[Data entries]

******************************

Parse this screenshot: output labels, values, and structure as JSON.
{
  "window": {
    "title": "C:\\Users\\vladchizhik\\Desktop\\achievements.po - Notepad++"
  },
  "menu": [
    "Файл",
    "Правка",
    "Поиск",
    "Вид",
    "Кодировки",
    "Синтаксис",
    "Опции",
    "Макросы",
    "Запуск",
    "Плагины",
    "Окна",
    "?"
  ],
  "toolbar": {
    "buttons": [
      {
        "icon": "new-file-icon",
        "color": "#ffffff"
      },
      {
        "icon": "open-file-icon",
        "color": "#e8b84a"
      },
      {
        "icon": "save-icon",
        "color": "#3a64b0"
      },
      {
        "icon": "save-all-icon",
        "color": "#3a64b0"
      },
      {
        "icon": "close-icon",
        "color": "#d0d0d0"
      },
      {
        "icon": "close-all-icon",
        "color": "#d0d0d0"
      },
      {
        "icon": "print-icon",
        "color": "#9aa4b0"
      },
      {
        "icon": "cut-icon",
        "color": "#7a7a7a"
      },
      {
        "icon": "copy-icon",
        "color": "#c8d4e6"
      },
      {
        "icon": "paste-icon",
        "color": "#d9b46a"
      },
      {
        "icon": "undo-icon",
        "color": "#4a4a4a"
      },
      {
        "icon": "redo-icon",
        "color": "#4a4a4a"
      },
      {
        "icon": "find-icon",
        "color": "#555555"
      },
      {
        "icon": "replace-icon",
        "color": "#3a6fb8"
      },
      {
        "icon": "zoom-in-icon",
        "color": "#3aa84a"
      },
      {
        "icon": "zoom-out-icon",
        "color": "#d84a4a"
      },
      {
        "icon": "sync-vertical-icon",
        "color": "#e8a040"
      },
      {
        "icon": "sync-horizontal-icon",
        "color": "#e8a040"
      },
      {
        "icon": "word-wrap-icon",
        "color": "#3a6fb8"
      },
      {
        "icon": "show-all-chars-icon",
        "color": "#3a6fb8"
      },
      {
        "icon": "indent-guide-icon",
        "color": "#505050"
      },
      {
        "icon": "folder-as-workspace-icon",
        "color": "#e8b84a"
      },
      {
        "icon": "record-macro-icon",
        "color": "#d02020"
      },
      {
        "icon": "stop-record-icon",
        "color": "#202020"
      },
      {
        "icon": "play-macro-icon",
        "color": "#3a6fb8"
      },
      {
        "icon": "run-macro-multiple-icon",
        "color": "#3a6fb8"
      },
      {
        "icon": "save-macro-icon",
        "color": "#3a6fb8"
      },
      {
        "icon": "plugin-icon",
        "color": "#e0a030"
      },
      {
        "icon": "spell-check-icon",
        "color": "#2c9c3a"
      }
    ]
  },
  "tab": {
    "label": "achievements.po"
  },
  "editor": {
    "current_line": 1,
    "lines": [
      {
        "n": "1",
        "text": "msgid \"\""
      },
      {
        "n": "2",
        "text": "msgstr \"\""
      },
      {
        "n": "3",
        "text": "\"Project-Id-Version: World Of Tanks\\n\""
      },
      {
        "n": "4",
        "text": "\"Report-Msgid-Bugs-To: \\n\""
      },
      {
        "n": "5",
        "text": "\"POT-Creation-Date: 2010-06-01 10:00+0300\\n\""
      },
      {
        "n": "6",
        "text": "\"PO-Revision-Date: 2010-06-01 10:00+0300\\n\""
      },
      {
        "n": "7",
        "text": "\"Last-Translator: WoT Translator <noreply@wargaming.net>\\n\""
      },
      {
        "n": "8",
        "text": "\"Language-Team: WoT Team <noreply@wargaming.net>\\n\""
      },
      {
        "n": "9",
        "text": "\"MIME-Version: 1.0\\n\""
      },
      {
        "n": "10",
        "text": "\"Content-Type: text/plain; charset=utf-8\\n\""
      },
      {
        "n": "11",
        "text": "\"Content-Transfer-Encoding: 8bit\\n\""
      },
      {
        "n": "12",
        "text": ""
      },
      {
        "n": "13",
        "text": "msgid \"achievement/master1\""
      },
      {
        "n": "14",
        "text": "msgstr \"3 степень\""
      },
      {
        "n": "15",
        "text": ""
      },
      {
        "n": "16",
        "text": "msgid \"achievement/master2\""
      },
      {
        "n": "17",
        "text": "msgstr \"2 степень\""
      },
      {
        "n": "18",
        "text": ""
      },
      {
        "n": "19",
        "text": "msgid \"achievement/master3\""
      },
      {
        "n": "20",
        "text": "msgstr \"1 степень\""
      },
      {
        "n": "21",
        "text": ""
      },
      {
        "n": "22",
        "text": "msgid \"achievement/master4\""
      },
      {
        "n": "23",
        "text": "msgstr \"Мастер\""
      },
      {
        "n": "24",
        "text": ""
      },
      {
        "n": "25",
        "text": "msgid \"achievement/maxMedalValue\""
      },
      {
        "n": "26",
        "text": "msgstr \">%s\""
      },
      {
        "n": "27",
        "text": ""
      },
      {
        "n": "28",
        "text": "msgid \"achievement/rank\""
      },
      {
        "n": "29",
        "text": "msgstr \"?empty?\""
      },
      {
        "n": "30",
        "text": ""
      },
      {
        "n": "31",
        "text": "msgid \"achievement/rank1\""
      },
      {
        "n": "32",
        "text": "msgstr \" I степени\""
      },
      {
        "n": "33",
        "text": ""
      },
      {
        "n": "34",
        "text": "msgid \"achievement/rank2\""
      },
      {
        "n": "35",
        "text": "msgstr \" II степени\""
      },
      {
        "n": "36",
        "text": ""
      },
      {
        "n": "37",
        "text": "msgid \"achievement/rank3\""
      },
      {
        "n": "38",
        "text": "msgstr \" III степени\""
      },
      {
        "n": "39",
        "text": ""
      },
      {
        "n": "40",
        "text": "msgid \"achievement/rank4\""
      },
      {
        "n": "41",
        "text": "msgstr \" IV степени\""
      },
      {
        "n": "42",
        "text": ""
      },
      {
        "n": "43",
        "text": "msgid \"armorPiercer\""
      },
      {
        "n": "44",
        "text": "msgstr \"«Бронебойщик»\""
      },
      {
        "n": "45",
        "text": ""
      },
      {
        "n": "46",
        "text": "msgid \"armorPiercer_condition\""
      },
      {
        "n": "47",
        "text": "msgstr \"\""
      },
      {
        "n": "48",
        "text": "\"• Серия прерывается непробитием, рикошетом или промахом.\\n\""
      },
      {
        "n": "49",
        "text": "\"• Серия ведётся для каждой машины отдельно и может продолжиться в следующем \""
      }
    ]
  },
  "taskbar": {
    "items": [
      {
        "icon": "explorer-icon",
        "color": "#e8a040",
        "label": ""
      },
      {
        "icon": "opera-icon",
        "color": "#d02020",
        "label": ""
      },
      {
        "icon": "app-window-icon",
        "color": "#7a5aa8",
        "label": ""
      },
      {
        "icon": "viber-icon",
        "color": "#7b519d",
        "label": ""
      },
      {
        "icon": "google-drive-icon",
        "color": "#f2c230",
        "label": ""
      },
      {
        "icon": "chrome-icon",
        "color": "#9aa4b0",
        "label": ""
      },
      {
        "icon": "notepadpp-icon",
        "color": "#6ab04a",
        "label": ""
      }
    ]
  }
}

******************************

• WORK TO BE COMPLETED: Collect the lines that hold "sync".

• REPLY:
        "icon": "sync-vertical-icon",
        "icon": "sync-horizontal-icon",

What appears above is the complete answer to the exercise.